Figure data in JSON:
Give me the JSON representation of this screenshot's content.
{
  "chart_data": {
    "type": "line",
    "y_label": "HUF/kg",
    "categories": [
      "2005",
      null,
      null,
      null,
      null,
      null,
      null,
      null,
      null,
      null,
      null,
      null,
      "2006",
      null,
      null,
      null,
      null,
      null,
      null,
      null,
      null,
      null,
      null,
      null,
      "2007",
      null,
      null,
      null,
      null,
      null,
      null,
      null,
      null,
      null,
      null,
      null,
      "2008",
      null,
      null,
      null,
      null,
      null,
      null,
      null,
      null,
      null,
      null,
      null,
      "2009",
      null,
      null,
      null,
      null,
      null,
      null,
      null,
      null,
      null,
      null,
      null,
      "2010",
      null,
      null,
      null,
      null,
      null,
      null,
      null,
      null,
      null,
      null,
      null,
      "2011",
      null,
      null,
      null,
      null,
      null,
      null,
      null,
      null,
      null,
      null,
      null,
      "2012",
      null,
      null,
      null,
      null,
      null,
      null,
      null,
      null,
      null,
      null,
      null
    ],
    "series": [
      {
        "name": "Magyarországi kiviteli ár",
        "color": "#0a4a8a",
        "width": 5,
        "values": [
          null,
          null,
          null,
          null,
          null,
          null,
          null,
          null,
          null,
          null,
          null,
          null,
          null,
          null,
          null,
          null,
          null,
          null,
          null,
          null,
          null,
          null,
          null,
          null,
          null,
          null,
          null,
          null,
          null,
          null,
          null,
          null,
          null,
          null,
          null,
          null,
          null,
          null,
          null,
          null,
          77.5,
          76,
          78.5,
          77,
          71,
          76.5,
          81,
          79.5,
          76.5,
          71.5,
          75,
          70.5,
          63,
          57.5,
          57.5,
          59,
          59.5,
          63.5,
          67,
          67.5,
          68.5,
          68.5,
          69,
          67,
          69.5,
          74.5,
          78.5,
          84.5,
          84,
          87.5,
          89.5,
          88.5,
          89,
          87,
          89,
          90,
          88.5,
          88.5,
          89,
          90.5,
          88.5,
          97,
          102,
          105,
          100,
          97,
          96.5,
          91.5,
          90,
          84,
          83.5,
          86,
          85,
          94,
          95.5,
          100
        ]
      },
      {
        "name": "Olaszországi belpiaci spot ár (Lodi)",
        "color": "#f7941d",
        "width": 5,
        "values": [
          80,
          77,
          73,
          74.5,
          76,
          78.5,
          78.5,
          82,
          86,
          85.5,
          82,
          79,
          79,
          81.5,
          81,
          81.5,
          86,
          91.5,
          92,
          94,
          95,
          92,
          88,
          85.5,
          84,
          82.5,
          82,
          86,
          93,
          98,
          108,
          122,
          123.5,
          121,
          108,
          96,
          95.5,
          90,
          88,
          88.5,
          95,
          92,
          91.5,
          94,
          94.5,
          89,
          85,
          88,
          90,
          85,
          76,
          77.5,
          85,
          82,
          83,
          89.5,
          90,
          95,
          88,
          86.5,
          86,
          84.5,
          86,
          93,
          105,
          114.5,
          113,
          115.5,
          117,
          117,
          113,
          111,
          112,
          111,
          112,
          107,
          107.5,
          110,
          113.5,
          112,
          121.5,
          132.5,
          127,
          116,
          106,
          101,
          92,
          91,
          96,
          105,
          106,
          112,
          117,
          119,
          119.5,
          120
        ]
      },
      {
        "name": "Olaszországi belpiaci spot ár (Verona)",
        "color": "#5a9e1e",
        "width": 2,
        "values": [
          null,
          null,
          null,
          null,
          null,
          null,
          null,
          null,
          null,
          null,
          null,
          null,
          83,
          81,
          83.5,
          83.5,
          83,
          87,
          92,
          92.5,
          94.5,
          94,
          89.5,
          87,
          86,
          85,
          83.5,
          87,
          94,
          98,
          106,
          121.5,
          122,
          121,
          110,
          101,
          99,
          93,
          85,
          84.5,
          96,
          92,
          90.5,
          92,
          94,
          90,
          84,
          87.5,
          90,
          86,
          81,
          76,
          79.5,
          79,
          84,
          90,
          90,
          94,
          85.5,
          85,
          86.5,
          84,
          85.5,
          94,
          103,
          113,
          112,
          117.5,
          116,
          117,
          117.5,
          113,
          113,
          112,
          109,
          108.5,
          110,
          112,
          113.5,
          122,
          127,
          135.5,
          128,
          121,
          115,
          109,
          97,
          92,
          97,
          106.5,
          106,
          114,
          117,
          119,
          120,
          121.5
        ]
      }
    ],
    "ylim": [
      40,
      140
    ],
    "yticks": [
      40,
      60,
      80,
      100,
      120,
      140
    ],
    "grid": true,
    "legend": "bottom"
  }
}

STATED TASK:
Only lines with the word "belpiaci" are wanted, so copy each one from the records.

ANSWER BELOW:
        "name": "Olaszországi belpiaci spot ár (Lodi)",
        "name": "Olaszországi belpiaci spot ár (Verona)",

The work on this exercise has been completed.